INSTRUCTION
Give the number of lines that include the word "optionally", nothing more.

MATERIAL PROVIDED
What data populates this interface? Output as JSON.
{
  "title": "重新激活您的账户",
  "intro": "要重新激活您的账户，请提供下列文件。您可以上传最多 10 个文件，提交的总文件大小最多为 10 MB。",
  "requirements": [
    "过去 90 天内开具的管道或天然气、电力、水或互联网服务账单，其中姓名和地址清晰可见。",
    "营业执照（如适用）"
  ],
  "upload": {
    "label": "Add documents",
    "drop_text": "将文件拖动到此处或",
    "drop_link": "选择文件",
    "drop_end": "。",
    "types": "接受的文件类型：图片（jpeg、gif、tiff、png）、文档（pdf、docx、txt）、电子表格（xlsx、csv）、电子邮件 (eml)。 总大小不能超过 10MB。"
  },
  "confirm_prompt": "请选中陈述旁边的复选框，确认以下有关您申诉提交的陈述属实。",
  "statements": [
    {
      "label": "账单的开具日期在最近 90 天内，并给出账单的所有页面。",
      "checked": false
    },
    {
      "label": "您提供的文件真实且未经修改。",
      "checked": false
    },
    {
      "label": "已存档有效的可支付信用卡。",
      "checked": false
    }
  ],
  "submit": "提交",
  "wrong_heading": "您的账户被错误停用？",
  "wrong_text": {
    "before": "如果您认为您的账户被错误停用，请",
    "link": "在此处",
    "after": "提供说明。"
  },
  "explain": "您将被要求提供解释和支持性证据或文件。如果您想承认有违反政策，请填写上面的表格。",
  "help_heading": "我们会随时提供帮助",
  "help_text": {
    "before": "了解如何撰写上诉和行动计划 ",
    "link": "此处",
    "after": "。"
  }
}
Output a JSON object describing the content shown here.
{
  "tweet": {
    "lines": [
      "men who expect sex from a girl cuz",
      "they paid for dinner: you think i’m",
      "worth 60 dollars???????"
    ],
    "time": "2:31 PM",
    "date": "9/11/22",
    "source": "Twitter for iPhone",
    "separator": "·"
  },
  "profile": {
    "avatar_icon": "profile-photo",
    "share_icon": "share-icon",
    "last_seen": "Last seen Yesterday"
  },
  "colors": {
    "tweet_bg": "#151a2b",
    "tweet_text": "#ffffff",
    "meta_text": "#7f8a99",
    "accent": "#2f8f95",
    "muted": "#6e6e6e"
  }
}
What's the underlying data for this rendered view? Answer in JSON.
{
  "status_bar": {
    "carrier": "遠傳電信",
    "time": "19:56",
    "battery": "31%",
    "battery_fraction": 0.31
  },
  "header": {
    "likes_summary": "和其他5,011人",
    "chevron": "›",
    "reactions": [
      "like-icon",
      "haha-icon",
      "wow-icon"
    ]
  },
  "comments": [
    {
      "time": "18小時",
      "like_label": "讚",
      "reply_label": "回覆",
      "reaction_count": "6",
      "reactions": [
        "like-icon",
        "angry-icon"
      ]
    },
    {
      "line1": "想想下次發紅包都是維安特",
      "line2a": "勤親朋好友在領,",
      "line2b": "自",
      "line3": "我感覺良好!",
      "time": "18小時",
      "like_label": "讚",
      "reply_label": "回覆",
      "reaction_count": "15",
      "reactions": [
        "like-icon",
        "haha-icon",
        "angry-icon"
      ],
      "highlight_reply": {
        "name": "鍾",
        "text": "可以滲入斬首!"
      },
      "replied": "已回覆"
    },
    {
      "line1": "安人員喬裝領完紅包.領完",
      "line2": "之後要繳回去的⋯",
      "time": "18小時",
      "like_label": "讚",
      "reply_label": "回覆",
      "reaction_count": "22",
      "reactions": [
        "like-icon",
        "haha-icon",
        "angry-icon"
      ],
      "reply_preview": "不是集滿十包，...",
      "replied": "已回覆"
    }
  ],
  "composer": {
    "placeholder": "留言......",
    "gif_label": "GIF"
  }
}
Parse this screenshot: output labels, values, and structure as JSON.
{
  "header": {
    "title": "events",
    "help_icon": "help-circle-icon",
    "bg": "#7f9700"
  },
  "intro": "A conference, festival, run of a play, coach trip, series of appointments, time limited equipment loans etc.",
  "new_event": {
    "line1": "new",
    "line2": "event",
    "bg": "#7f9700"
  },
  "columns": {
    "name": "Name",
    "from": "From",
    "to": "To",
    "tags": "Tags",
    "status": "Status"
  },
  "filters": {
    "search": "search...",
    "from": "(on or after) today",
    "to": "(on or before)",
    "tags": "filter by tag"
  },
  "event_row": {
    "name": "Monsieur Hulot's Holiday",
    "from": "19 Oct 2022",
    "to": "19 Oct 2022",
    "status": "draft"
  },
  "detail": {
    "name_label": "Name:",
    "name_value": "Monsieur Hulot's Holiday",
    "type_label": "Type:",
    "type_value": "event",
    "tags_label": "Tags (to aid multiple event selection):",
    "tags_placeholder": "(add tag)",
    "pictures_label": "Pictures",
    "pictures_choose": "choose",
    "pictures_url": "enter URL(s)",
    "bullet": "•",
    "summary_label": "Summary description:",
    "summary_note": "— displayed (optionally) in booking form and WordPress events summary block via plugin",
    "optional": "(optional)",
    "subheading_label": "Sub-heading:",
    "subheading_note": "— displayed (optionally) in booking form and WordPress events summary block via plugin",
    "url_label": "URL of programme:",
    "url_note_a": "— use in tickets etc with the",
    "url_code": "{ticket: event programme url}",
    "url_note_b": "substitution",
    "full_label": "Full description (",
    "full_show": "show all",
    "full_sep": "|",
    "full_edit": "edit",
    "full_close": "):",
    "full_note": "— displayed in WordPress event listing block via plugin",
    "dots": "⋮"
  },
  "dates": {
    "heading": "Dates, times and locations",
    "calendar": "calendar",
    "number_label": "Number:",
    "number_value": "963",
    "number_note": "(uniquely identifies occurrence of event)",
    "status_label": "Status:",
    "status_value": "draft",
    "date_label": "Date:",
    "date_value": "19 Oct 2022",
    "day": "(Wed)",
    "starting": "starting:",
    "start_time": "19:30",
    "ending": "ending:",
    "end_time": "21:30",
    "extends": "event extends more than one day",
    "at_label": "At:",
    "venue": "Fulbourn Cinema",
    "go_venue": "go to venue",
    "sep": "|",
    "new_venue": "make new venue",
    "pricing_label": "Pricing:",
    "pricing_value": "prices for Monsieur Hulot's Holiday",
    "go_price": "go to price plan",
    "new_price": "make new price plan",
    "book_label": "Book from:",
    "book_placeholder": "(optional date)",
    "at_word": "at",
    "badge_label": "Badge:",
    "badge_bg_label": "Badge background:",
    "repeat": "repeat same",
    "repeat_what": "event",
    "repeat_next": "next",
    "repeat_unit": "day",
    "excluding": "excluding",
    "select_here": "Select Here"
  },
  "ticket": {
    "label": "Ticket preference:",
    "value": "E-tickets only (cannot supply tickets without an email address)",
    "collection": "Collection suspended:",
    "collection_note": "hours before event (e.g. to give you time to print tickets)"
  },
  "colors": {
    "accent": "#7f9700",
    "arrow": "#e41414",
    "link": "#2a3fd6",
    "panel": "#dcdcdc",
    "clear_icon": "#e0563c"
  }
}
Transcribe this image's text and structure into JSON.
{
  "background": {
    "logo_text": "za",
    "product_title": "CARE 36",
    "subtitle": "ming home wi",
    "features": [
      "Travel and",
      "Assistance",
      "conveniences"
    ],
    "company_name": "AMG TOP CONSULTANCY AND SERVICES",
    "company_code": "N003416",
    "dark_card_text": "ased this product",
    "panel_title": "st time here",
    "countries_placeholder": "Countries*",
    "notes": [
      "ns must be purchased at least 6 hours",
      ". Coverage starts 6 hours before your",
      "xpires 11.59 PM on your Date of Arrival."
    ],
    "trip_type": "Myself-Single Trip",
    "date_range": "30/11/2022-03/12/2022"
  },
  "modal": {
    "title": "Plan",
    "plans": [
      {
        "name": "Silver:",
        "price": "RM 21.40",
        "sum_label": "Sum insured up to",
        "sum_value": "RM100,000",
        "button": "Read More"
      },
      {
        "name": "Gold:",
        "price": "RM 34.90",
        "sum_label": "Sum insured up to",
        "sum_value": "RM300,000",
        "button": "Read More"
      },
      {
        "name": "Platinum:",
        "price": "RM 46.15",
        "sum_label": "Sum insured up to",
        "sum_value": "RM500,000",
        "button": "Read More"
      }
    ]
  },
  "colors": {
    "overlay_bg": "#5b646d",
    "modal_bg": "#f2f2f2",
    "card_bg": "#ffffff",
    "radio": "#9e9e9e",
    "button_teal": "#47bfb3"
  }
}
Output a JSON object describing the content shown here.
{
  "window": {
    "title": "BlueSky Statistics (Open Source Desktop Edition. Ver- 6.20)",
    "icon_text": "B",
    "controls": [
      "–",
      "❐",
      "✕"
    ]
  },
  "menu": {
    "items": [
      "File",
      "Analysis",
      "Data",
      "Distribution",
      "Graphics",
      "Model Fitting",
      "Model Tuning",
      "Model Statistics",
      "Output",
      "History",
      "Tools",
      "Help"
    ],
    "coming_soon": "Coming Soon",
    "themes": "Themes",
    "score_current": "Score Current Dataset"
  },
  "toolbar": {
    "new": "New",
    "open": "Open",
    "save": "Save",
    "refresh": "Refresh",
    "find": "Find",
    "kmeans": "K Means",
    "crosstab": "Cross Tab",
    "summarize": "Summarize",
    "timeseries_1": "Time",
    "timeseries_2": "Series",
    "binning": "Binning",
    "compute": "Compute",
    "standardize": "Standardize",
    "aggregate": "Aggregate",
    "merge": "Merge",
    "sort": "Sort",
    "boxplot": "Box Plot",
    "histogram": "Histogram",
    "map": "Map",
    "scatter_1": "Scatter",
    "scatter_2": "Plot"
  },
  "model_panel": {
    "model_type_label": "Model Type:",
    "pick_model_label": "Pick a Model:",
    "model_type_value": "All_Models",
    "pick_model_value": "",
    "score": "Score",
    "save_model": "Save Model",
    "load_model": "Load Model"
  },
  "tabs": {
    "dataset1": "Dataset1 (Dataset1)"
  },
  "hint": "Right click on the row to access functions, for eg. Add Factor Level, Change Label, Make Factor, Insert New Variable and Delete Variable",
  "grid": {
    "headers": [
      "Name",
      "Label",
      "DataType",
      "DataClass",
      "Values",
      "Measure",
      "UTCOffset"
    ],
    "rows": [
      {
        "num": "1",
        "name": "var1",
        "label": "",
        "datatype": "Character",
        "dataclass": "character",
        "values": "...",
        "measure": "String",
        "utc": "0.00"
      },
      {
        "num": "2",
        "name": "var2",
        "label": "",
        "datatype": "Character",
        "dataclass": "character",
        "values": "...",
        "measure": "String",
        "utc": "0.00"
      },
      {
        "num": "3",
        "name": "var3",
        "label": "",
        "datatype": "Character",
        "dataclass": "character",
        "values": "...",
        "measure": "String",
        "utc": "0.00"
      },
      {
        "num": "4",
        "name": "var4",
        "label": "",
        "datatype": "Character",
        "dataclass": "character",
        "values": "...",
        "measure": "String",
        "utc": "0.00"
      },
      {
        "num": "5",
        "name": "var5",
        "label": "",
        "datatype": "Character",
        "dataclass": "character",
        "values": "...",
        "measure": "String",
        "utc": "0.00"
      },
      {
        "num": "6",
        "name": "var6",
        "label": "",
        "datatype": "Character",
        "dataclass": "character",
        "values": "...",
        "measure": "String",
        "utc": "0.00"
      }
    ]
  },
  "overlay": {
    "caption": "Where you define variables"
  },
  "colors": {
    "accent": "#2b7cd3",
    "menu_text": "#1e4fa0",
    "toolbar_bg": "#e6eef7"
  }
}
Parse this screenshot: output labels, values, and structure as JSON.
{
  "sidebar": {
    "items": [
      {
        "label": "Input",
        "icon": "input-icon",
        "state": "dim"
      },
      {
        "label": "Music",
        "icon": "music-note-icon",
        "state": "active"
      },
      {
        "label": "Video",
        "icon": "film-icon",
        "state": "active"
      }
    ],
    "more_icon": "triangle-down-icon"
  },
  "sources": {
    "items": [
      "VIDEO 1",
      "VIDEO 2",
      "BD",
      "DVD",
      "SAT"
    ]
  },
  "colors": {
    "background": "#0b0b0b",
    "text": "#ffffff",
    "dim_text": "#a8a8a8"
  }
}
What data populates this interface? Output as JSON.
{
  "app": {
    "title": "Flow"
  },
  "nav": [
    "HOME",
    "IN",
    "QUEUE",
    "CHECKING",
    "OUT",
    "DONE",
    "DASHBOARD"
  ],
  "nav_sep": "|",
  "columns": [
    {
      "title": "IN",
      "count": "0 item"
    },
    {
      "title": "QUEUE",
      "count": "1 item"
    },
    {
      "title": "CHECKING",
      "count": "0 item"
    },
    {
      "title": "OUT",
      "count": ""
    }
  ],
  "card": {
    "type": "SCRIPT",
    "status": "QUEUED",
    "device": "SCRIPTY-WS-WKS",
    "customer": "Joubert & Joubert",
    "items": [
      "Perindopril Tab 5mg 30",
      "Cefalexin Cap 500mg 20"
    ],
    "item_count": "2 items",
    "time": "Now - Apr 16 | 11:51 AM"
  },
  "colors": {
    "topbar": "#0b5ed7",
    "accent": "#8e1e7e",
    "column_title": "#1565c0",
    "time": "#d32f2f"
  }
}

ANSWER TO THE TASK
2